=== Written instruction ===
Collect each line of the entries that holds the string "湖南省益阳市高新技术产业园区恒大绿洲".

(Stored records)

========

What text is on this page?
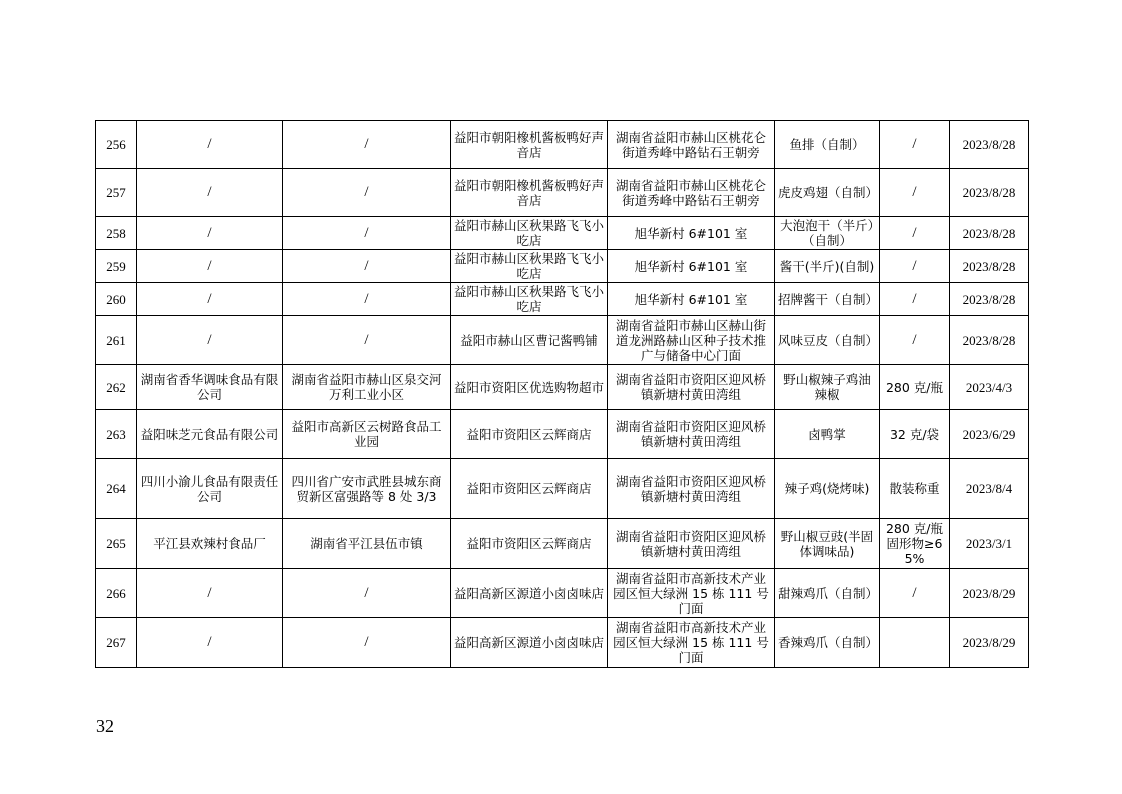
256	/	/	益阳市朝阳橡机酱板鸭好声音店	湖南省益阳市赫山区桃花仑街道秀峰中路钻石王朝旁	鱼排（自制）	/	2023/8/28
257	/	/	益阳市朝阳橡机酱板鸭好声音店	湖南省益阳市赫山区桃花仑街道秀峰中路钻石王朝旁	虎皮鸡翅（自制）	/	2023/8/28
258	/	/	益阳市赫山区秋果路飞飞小吃店	旭华新村 6#101 室	大泡泡干（半斤）（自制）	/	2023/8/28
259	/	/	益阳市赫山区秋果路飞飞小吃店	旭华新村 6#101 室	酱干(半斤)(自制)	/	2023/8/28
260	/	/	益阳市赫山区秋果路飞飞小吃店	旭华新村 6#101 室	招牌酱干（自制）	/	2023/8/28
261	/	/	益阳市赫山区曹记酱鸭铺	湖南省益阳市赫山区赫山街道龙洲路赫山区种子技术推广与储备中心门面	风味豆皮（自制）	/	2023/8/28
262	湖南省香华调味食品有限公司	湖南省益阳市赫山区泉交河万利工业小区	益阳市资阳区优选购物超市	湖南省益阳市资阳区迎风桥镇新塘村黄田湾组	野山椒辣子鸡油辣椒	280 克/瓶	2023/4/3
263	益阳味芝元食品有限公司	益阳市高新区云树路食品工业园	益阳市资阳区云辉商店	湖南省益阳市资阳区迎风桥镇新塘村黄田湾组	卤鸭掌	32 克/袋	2023/6/29
264	四川小渝儿食品有限责任公司	四川省广安市武胜县城东商贸新区富强路等 8 处 3/3	益阳市资阳区云辉商店	湖南省益阳市资阳区迎风桥镇新塘村黄田湾组	辣子鸡(烧烤味)	散装称重	2023/8/4
265	平江县欢辣村食品厂	湖南省平江县伍市镇	益阳市资阳区云辉商店	湖南省益阳市资阳区迎风桥镇新塘村黄田湾组	野山椒豆豉(半固体调味品)	280 克/瓶 固形物≥65%	2023/3/1
266	/	/	益阳高新区源道小卤卤味店	湖南省益阳市高新技术产业园区恒大绿洲 15 栋 111 号门面	甜辣鸡爪（自制）	/	2023/8/29
267	/	/	益阳高新区源道小卤卤味店	湖南省益阳市高新技术产业园区恒大绿洲 15 栋 111 号门面	香辣鸡爪（自制）		2023/8/29
32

========

=== Answer below ===
266	/	/	益阳高新区源道小卤卤味店	湖南省益阳市高新技术产业园区恒大绿洲 15 栋 111 号门面	甜辣鸡爪（自制）	/	2023/8/29
267	/	/	益阳高新区源道小卤卤味店	湖南省益阳市高新技术产业园区恒大绿洲 15 栋 111 号门面	香辣鸡爪（自制）		2023/8/29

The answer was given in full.